►

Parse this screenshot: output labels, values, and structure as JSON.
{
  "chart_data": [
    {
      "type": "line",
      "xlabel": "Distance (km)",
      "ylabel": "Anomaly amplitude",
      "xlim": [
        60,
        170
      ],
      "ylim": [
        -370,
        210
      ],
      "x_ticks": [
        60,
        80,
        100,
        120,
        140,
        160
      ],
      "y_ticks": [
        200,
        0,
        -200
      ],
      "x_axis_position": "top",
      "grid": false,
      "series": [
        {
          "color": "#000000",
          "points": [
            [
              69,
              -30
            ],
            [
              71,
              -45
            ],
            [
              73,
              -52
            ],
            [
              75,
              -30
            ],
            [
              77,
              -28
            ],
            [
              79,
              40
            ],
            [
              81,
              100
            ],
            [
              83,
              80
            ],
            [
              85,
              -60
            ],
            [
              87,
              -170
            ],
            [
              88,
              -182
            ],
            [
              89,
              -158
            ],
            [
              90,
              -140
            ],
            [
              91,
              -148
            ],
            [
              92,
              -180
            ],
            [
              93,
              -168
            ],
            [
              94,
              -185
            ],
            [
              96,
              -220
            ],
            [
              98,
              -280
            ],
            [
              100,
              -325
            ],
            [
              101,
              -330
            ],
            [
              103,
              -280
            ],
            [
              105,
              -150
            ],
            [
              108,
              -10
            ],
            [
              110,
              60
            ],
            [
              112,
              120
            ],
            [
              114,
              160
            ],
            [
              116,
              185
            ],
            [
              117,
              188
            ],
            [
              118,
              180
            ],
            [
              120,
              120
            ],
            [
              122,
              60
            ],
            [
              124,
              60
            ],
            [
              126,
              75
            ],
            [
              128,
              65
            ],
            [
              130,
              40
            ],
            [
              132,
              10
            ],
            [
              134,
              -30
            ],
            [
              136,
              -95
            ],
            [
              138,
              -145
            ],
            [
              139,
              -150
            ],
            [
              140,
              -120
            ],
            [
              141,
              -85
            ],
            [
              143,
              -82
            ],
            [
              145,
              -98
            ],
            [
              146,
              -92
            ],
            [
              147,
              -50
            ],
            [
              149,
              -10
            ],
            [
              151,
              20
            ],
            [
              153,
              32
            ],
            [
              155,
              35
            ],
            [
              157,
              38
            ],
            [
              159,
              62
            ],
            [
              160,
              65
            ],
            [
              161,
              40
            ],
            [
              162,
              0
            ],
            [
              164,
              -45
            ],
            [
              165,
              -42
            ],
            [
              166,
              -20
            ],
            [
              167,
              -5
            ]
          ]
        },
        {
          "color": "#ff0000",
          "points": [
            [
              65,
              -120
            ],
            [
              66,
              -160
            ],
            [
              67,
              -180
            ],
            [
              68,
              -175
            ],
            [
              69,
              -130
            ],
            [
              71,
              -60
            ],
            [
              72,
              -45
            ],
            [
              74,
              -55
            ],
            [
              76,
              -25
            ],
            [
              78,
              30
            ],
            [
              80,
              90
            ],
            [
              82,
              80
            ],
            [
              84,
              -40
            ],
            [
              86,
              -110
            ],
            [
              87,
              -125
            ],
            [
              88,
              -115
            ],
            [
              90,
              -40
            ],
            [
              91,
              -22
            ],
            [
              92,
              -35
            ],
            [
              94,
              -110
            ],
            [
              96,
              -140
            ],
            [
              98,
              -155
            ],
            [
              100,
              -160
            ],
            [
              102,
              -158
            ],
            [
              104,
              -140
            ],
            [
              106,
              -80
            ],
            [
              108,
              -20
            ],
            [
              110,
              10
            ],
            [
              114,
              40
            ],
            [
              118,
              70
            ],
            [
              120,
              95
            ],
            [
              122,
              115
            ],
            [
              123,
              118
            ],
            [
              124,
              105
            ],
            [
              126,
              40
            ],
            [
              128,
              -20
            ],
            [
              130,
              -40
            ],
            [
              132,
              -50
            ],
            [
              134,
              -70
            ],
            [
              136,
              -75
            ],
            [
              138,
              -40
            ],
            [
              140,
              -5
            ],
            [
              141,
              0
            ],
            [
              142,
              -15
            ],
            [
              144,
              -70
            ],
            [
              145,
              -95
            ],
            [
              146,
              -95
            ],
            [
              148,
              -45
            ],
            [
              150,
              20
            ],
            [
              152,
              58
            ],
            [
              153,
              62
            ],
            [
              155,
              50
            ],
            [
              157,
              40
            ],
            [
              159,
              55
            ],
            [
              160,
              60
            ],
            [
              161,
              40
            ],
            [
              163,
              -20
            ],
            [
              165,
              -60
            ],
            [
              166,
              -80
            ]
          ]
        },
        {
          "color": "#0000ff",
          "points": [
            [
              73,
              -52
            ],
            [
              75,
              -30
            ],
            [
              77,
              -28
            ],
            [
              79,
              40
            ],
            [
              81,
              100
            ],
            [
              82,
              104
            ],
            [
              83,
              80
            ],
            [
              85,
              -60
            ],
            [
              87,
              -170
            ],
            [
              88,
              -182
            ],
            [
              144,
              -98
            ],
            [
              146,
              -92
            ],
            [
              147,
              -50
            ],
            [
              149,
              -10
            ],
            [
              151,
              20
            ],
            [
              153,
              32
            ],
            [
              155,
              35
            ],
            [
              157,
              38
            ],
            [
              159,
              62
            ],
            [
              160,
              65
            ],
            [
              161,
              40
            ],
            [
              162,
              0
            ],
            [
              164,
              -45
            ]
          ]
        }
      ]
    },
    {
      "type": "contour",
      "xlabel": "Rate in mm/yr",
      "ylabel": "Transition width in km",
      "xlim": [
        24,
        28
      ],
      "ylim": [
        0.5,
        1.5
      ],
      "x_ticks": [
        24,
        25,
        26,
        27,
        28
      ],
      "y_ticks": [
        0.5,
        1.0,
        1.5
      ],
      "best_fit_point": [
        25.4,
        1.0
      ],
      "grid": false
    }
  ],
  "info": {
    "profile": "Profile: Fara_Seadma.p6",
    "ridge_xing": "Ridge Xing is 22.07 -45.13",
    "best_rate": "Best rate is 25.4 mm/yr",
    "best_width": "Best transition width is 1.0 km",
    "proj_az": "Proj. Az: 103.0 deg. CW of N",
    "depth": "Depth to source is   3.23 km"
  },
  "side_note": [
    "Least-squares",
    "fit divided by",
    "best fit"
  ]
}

◄

Restate the data above exactly, keeping each word as it stands.

◆ RIGHT ANSWER ◆
Parse this screenshot: output labels, values, and structure as JSON.
{
  "chart_data": [
    {
      "type": "line",
      "xlabel": "Distance (km)",
      "ylabel": "Anomaly amplitude",
      "xlim": [
        60,
        170
      ],
      "ylim": [
        -370,
        210
      ],
      "x_ticks": [
        60,
        80,
        100,
        120,
        140,
        160
      ],
      "y_ticks": [
        200,
        0,
        -200
      ],
      "x_axis_position": "top",
      "grid": false,
      "series": [
        {
          "color": "#000000",
          "points": [
            [
              69,
              -30
            ],
            [
              71,
              -45
            ],
            [
              73,
              -52
            ],
            [
              75,
              -30
            ],
            [
              77,
              -28
            ],
            [
              79,
              40
            ],
            [
              81,
              100
            ],
            [
              83,
              80
            ],
            [
              85,
              -60
            ],
            [
              87,
              -170
            ],
            [
              88,
              -182
            ],
            [
              89,
              -158
            ],
            [
              90,
              -140
            ],
            [
              91,
              -148
            ],
            [
              92,
              -180
            ],
            [
              93,
              -168
            ],
            [
              94,
              -185
            ],
            [
              96,
              -220
            ],
            [
              98,
              -280
            ],
            [
              100,
              -325
            ],
            [
              101,
              -330
            ],
            [
              103,
              -280
            ],
            [
              105,
              -150
            ],
            [
              108,
              -10
            ],
            [
              110,
              60
            ],
            [
              112,
              120
            ],
            [
              114,
              160
            ],
            [
              116,
              185
            ],
            [
              117,
              188
            ],
            [
              118,
              180
            ],
            [
              120,
              120
            ],
            [
              122,
              60
            ],
            [
              124,
              60
            ],
            [
              126,
              75
            ],
            [
              128,
              65
            ],
            [
              130,
              40
            ],
            [
              132,
              10
            ],
            [
              134,
              -30
            ],
            [
              136,
              -95
            ],
            [
              138,
              -145
            ],
            [
              139,
              -150
            ],
            [
              140,
              -120
            ],
            [
              141,
              -85
            ],
            [
              143,
              -82
            ],
            [
              145,
              -98
            ],
            [
              146,
              -92
            ],
            [
              147,
              -50
            ],
            [
              149,
              -10
            ],
            [
              151,
              20
            ],
            [
              153,
              32
            ],
            [
              155,
              35
            ],
            [
              157,
              38
            ],
            [
              159,
              62
            ],
            [
              160,
              65
            ],
            [
              161,
              40
            ],
            [
              162,
              0
            ],
            [
              164,
              -45
            ],
            [
              165,
              -42
            ],
            [
              166,
              -20
            ],
            [
              167,
              -5
            ]
          ]
        },
        {
          "color": "#ff0000",
          "points": [
            [
              65,
              -120
            ],
            [
              66,
              -160
            ],
            [
              67,
              -180
            ],
            [
              68,
              -175
            ],
            [
              69,
              -130
            ],
            [
              71,
              -60
            ],
            [
              72,
              -45
            ],
            [
              74,
              -55
            ],
            [
              76,
              -25
            ],
            [
              78,
              30
            ],
            [
              80,
              90
            ],
            [
              82,
              80
            ],
            [
              84,
              -40
            ],
            [
              86,
              -110
            ],
            [
              87,
              -125
            ],
            [
              88,
              -115
            ],
            [
              90,
              -40
            ],
            [
              91,
              -22
            ],
            [
              92,
              -35
            ],
            [
              94,
              -110
            ],
            [
              96,
              -140
            ],
            [
              98,
              -155
            ],
            [
              100,
              -160
            ],
            [
              102,
              -158
            ],
            [
              104,
              -140
            ],
            [
              106,
              -80
            ],
            [
              108,
              -20
            ],
            [
              110,
              10
            ],
            [
              114,
              40
            ],
            [
              118,
              70
            ],
            [
              120,
              95
            ],
            [
              122,
              115
            ],
            [
              123,
              118
            ],
            [
              124,
              105
            ],
            [
              126,
              40
            ],
            [
              128,
              -20
            ],
            [
              130,
              -40
            ],
            [
              132,
              -50
            ],
            [
              134,
              -70
            ],
            [
              136,
              -75
            ],
            [
              138,
              -40
            ],
            [
              140,
              -5
            ],
            [
              141,
              0
            ],
            [
              142,
              -15
            ],
            [
              144,
              -70
            ],
            [
              145,
              -95
            ],
            [
              146,
              -95
            ],
            [
              148,
              -45
            ],
            [
              150,
              20
            ],
            [
              152,
              58
            ],
            [
              153,
              62
            ],
            [
              155,
              50
            ],
            [
              157,
              40
            ],
            [
              159,
              55
            ],
            [
              160,
              60
            ],
            [
              161,
              40
            ],
            [
              163,
              -20
            ],
            [
              165,
              -60
            ],
            [
              166,
              -80
            ]
          ]
        },
        {
          "color": "#0000ff",
          "points": [
            [
              73,
              -52
            ],
            [
              75,
              -30
            ],
            [
              77,
              -28
            ],
            [
              79,
              40
            ],
            [
              81,
              100
            ],
            [
              82,
              104
            ],
            [
              83,
              80
            ],
            [
              85,
              -60
            ],
            [
              87,
              -170
            ],
            [
              88,
              -182
            ],
            [
              144,
              -98
            ],
            [
              146,
              -92
            ],
            [
              147,
              -50
            ],
            [
              149,
              -10
            ],
            [
              151,
              20
            ],
            [
              153,
              32
            ],
            [
              155,
              35
            ],
            [
              157,
              38
            ],
            [
              159,
              62
            ],
            [
              160,
              65
            ],
            [
              161,
              40
            ],
            [
              162,
              0
            ],
            [
              164,
              -45
            ]
          ]
        }
      ]
    },
    {
      "type": "contour",
      "xlabel": "Rate in mm/yr",
      "ylabel": "Transition width in km",
      "xlim": [
        24,
        28
      ],
      "ylim": [
        0.5,
        1.5
      ],
      "x_ticks": [
        24,
        25,
        26,
        27,
        28
      ],
      "y_ticks": [
        0.5,
        1.0,
        1.5
      ],
      "best_fit_point": [
        25.4,
        1.0
      ],
      "grid": false
    }
  ],
  "info": {
    "profile": "Profile: Fara_Seadma.p6",
    "ridge_xing": "Ridge Xing is 22.07 -45.13",
    "best_rate": "Best rate is 25.4 mm/yr",
    "best_width": "Best transition width is 1.0 km",
    "proj_az": "Proj. Az: 103.0 deg. CW of N",
    "depth": "Depth to source is   3.23 km"
  },
  "side_note": [
    "Least-squares",
    "fit divided by",
    "best fit"
  ]
}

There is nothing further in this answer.